E' il primo Papa latinoamericano (non latino, come ha
scritto ieri TelemundoNews su Twitter, perché mi deve poi spiegare se tutti i Papi
italiani del passato discendevano dagli Aztechi) ed è il primo a chiamarsi
Francesco (il Vaticano ha già precisato che al nome non segue il numero
romano). E, una delle cose che hanno colpito di più, è anche il primo gesuita
ad arrivare al Soglio Pontificio.
Da Twitter Arturo Pérez Reverte rende omaggio a Jorge Bergoglio, da ieri Papa
Francesco, rilanciando un suo articolo del 2003, in cui rende omaggio ai gesuiti
e ridà spazio alla loro storia. Che grazie alla sua penna si fa più epica e più
affascinante. E con la sua penna lo scrittore spagnolo ricorda quanto il
Pontificato di Karol Woytila sia stato deleterio per la Chiesa, nonostante le
riunioni di massa e il fascino mediatico.
Tutto inizia, in questo articolo, grazie al film Mission, che racconta la lotta
di un gruppo di gesuiti in difesa degli indigenas del Paraguay, durante la
guerra tra Spagna e Portogallo. Le misiones dei gesuiti, nel triangolo in cui
Paraguay, Brasile e Argentina si incontrano, sono oggi un richiamo turistico,
ma nel XVIII secolo furono a centro di un sogno e di un'utopia: la convivenza
con gli indigenas, il rispetto della loro dignità e la loro evangelizzazione
pacifica, attraverso l'esempio. La loro distruzione, da parte di spagnoli e
portoghesi, fu l'inizio della fine degli indigenas e l'inizio della decadenza
dei gesuiti, espulsi poi dalla Spagna e addirittura soppressi, per qualche
decennio, da papa Clemente XIV.
"Quella ribellione mi affascinò da ragazzo, quando lessi
alcune relazioni in cui i padri della Compagnia raccontarono come diressero,
con disciplina e tattiche militari, la lotta contro i portoghesi. Forse per
questo, per il disgraziato destino posteriore dell'ordine, il suo carattere
spagnolo e il dettaglio, importante per un giovane lettore, che Alexandre Dumas
trasformasse il moschettiere Aramis in superiore della Compagnia, ne Il
visconte di Bragelonne, ho sempre attribuito ai gesuiti un carattere romantico,
orgoglioso, duro" scrive Pérez Reverte, che riconosce come i gesuiti,
oltre a essere colti e missionari, furono anche "nocivi per la libertà e
per il progresso".

**BREVE ESERCIZIO A:** Trascrivi senza modifiche le righe dei record qui sotto, dall'inizio fino alla riga che contiene "- candle-body: [286, 167, 301, 185]", inclusa.

**SEZIONE DATI:**
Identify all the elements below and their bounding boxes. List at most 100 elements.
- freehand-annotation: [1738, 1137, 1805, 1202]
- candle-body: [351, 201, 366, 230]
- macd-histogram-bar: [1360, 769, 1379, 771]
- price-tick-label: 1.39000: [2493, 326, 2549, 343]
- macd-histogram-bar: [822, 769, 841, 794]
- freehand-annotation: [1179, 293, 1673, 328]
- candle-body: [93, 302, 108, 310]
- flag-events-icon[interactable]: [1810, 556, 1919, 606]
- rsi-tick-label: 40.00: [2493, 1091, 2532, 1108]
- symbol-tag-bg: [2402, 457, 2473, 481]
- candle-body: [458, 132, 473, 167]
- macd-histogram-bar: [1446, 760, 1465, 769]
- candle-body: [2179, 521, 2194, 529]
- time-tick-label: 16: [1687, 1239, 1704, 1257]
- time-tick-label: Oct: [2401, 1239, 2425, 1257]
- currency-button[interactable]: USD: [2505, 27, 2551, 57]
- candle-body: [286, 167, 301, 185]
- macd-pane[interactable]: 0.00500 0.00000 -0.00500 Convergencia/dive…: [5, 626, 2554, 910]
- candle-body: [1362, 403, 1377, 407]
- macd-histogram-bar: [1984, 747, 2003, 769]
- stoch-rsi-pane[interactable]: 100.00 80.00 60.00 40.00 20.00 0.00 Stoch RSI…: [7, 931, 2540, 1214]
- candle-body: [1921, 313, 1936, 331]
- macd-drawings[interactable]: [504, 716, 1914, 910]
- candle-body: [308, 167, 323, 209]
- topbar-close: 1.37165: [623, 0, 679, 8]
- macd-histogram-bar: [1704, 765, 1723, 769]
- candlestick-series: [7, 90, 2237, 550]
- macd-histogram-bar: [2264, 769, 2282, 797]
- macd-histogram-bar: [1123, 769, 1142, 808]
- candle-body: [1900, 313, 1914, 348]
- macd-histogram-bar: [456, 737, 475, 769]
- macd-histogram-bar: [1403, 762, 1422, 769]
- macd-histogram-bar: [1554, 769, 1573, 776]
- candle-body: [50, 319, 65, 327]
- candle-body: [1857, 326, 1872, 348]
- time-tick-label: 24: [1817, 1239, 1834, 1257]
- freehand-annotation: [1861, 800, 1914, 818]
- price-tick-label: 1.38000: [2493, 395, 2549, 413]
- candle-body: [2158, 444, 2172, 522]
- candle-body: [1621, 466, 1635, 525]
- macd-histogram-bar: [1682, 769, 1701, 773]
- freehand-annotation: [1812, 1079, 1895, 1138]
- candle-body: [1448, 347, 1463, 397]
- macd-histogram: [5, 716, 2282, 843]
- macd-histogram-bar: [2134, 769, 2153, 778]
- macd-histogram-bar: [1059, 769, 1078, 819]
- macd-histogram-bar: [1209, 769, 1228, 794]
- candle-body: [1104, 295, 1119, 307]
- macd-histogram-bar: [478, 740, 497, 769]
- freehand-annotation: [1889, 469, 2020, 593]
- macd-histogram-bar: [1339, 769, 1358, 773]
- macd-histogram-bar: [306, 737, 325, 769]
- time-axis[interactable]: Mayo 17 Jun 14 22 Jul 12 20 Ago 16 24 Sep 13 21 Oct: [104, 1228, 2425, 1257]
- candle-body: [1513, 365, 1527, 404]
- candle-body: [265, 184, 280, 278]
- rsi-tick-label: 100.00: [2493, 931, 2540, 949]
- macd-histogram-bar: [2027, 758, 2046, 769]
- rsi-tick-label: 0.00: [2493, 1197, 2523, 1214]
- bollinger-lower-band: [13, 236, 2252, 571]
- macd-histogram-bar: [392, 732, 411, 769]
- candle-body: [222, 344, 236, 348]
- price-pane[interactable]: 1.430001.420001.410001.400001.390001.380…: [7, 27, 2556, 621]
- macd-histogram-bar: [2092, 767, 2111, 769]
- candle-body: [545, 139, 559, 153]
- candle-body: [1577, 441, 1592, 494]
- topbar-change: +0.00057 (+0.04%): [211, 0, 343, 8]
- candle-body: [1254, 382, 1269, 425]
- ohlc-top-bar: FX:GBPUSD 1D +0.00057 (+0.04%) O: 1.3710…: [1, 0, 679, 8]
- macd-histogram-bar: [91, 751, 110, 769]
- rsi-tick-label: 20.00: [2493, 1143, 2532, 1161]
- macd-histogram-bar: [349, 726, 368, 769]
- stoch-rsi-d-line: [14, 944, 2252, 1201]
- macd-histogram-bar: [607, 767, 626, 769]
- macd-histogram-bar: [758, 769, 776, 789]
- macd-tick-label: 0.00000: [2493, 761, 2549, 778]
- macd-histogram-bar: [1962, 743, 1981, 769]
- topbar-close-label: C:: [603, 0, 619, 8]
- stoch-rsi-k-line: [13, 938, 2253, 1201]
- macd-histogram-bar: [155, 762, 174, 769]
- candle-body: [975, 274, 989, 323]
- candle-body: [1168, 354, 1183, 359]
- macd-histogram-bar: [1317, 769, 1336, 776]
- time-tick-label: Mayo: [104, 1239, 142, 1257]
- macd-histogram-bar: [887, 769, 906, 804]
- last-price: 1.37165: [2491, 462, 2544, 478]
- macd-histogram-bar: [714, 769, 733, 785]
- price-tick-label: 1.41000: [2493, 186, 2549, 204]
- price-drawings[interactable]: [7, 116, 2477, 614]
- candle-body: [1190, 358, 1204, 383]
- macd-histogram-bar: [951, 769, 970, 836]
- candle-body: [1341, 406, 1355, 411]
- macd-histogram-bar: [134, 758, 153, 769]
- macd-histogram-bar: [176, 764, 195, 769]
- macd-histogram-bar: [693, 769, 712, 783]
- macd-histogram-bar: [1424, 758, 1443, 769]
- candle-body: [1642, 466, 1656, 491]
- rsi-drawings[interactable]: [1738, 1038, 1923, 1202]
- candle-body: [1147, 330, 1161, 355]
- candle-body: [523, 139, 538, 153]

**BREVE ESERCIZIO B:** Continua il testo su papa Francesco e i gesuiti dopo la sua ultima frase.

**RISPOSTA SCRITTA A:**
Identify all the elements below and their bounding boxes. List at most 100 elements.
- freehand-annotation: [1738, 1137, 1805, 1202]
- candle-body: [351, 201, 366, 230]
- macd-histogram-bar: [1360, 769, 1379, 771]
- price-tick-label: 1.39000: [2493, 326, 2549, 343]
- macd-histogram-bar: [822, 769, 841, 794]
- freehand-annotation: [1179, 293, 1673, 328]
- candle-body: [93, 302, 108, 310]
- flag-events-icon[interactable]: [1810, 556, 1919, 606]
- rsi-tick-label: 40.00: [2493, 1091, 2532, 1108]
- symbol-tag-bg: [2402, 457, 2473, 481]
- candle-body: [458, 132, 473, 167]
- macd-histogram-bar: [1446, 760, 1465, 769]
- candle-body: [2179, 521, 2194, 529]
- time-tick-label: 16: [1687, 1239, 1704, 1257]
- time-tick-label: Oct: [2401, 1239, 2425, 1257]
- currency-button[interactable]: USD: [2505, 27, 2551, 57]
- candle-body: [286, 167, 301, 185]

**RISPOSTA SCRITTA B:**
Però la simpatia non è mai venuta meno e si è alimentata anche negli anni da
giornalista, quando ha conosciuto "gesuiti di grande taglia intellettuale,
che non predicavano mansuetudine e sottomissione, ma che si battevano: alcuni con
la teologia della liberazione e altri con il fucile in mano. Chiedendo che
stavolta li lasciassero sbagliare in favore dei poveri, perché per molto tempo
la Chiesa si era sbagliata, in favore dei ricchi"
Poi sono arrivati il Concilio Vaticano II, che i gesuiti hanno sostenuto con
passione "per il suo impegno verso gli infelici e gli oppressi della
Terra", e, quindi, il Pontificato di Karol Wojtyla, "per cui la
pietà, il dogma e l'ortodossia contano di più del dibattito libero e la
giustizia sociale diretto" e grazie a cui "l'Opus Dei, i Legionari di
Cristo e altri movimenti ultraconservatori sono fioriti nel mondo con la
protezione di Roma". E in questo tempo di conservatorismo e di chiusura,
"l'impegno intellettuale e l'orgogliosa indipendenza hanno reso i gesuiti
clienti abituali della Congregazione per la Dottrina della Fede, prima chiamata
Inquisizione". E lì, "molti gesuiti castigati, imbavagliati o
stanchi, sono caduti nel cammino: 10mila dimissioni in vent'anni e solo 929
seminaristi. Quasi una pulizia etnica".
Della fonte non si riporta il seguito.